#### [Short exercise]
Give back every line exactly as it appears, pictures excluded.

• • •

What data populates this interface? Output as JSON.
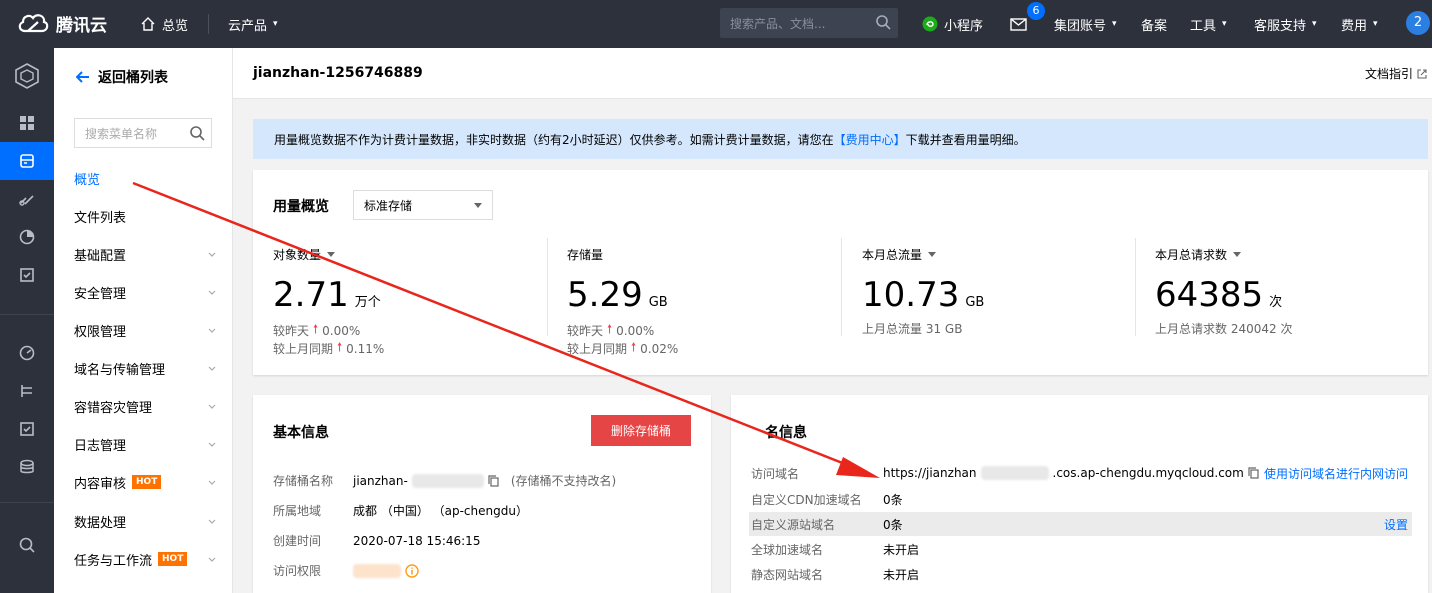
{
  "topbar": {
    "brand": "腾讯云",
    "overview": "总览",
    "products": "云产品",
    "search_placeholder": "搜索产品、文档...",
    "miniprogram": "小程序",
    "mail_count": "6",
    "group_account": "集团账号",
    "filing": "备案",
    "tools": "工具",
    "support": "客服支持",
    "billing": "费用",
    "user_badge": "2"
  },
  "sidebar_menu": {
    "back": "返回桶列表",
    "search_placeholder": "搜索菜单名称",
    "items": [
      {
        "label": "概览"
      },
      {
        "label": "文件列表"
      },
      {
        "label": "基础配置"
      },
      {
        "label": "安全管理"
      },
      {
        "label": "权限管理"
      },
      {
        "label": "域名与传输管理"
      },
      {
        "label": "容错容灾管理"
      },
      {
        "label": "日志管理"
      },
      {
        "label": "内容审核",
        "tag": "HOT"
      },
      {
        "label": "数据处理"
      },
      {
        "label": "任务与工作流",
        "tag": "HOT"
      }
    ]
  },
  "header": {
    "bucket_name": "jianzhan-1256746889",
    "doc_guide": "文档指引"
  },
  "notice": {
    "text_before": "用量概览数据不作为计费计量数据，非实时数据（约有2小时延迟）仅供参考。如需计费计量数据，请您在",
    "link": "【费用中心】",
    "text_after": "下载并查看用量明细。"
  },
  "usage": {
    "title": "用量概览",
    "storage_class": "标准存储",
    "metrics": [
      {
        "label": "对象数量",
        "has_dropdown": true,
        "value": "2.71",
        "unit": "万个",
        "sub1_label": "较昨天",
        "sub1_value": "0.00%",
        "sub2_label": "较上月同期",
        "sub2_value": "0.11%"
      },
      {
        "label": "存储量",
        "has_dropdown": false,
        "value": "5.29",
        "unit": "GB",
        "sub1_label": "较昨天",
        "sub1_value": "0.00%",
        "sub2_label": "较上月同期",
        "sub2_value": "0.02%"
      },
      {
        "label": "本月总流量",
        "has_dropdown": true,
        "value": "10.73",
        "unit": "GB",
        "sub1_text": "上月总流量 31 GB"
      },
      {
        "label": "本月总请求数",
        "has_dropdown": true,
        "value": "64385",
        "unit": "次",
        "sub1_text": "上月总请求数 240042 次"
      }
    ]
  },
  "basic_info": {
    "title": "基本信息",
    "delete_button": "删除存储桶",
    "bucket_name_label": "存储桶名称",
    "bucket_name_value": "jianzhan-",
    "bucket_name_hint": "(存储桶不支持改名)",
    "region_label": "所属地域",
    "region_value": "成都 （中国） （ap-chengdu）",
    "created_label": "创建时间",
    "created_value": "2020-07-18 15:46:15",
    "access_label": "访问权限"
  },
  "domain_info": {
    "title_visible": "名信息",
    "access_domain_label": "访问域名",
    "access_domain_prefix": "https://jianzhan",
    "access_domain_suffix": ".cos.ap-chengdu.myqcloud.com",
    "intranet_link": "使用访问域名进行内网访问",
    "cdn_label": "自定义CDN加速域名",
    "cdn_value": "0条",
    "origin_label": "自定义源站域名",
    "origin_value": "0条",
    "origin_action": "设置",
    "global_label": "全球加速域名",
    "global_value": "未开启",
    "static_label": "静态网站域名",
    "static_value": "未开启"
  },
  "colors": {
    "topbar": "#2c313c",
    "accent": "#006eff",
    "danger": "#e54545",
    "hot": "#ff7200",
    "annotation_arrow": "#e8261c"
  }
}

• • •

#### [Task response]
What data populates this interface? Output as JSON.
{
  "topbar": {
    "brand": "腾讯云",
    "overview": "总览",
    "products": "云产品",
    "search_placeholder": "搜索产品、文档...",
    "miniprogram": "小程序",
    "mail_count": "6",
    "group_account": "集团账号",
    "filing": "备案",
    "tools": "工具",
    "support": "客服支持",
    "billing": "费用",
    "user_badge": "2"
  },
  "sidebar_menu": {
    "back": "返回桶列表",
    "search_placeholder": "搜索菜单名称",
    "items": [
      {
        "label": "概览"
      },
      {
        "label": "文件列表"
      },
      {
        "label": "基础配置"
      },
      {
        "label": "安全管理"
      },
      {
        "label": "权限管理"
      },
      {
        "label": "域名与传输管理"
      },
      {
        "label": "容错容灾管理"
      },
      {
        "label": "日志管理"
      },
      {
        "label": "内容审核",
        "tag": "HOT"
      },
      {
        "label": "数据处理"
      },
      {
        "label": "任务与工作流",
        "tag": "HOT"
      }
    ]
  },
  "header": {
    "bucket_name": "jianzhan-1256746889",
    "doc_guide": "文档指引"
  },
  "notice": {
    "text_before": "用量概览数据不作为计费计量数据，非实时数据（约有2小时延迟）仅供参考。如需计费计量数据，请您在",
    "link": "【费用中心】",
    "text_after": "下载并查看用量明细。"
  },
  "usage": {
    "title": "用量概览",
    "storage_class": "标准存储",
    "metrics": [
      {
        "label": "对象数量",
        "has_dropdown": true,
        "value": "2.71",
        "unit": "万个",
        "sub1_label": "较昨天",
        "sub1_value": "0.00%",
        "sub2_label": "较上月同期",
        "sub2_value": "0.11%"
      },
      {
        "label": "存储量",
        "has_dropdown": false,
        "value": "5.29",
        "unit": "GB",
        "sub1_label": "较昨天",
        "sub1_value": "0.00%",
        "sub2_label": "较上月同期",
        "sub2_value": "0.02%"
      },
      {
        "label": "本月总流量",
        "has_dropdown": true,
        "value": "10.73",
        "unit": "GB",
        "sub1_text": "上月总流量 31 GB"
      },
      {
        "label": "本月总请求数",
        "has_dropdown": true,
        "value": "64385",
        "unit": "次",
        "sub1_text": "上月总请求数 240042 次"
      }
    ]
  },
  "basic_info": {
    "title": "基本信息",
    "delete_button": "删除存储桶",
    "bucket_name_label": "存储桶名称",
    "bucket_name_value": "jianzhan-",
    "bucket_name_hint": "(存储桶不支持改名)",
    "region_label": "所属地域",
    "region_value": "成都 （中国） （ap-chengdu）",
    "created_label": "创建时间",
    "created_value": "2020-07-18 15:46:15",
    "access_label": "访问权限"
  },
  "domain_info": {
    "title_visible": "名信息",
    "access_domain_label": "访问域名",
    "access_domain_prefix": "https://jianzhan",
    "access_domain_suffix": ".cos.ap-chengdu.myqcloud.com",
    "intranet_link": "使用访问域名进行内网访问",
    "cdn_label": "自定义CDN加速域名",
    "cdn_value": "0条",
    "origin_label": "自定义源站域名",
    "origin_value": "0条",
    "origin_action": "设置",
    "global_label": "全球加速域名",
    "global_value": "未开启",
    "static_label": "静态网站域名",
    "static_value": "未开启"
  },
  "colors": {
    "topbar": "#2c313c",
    "accent": "#006eff",
    "danger": "#e54545",
    "hot": "#ff7200",
    "annotation_arrow": "#e8261c"
  }
}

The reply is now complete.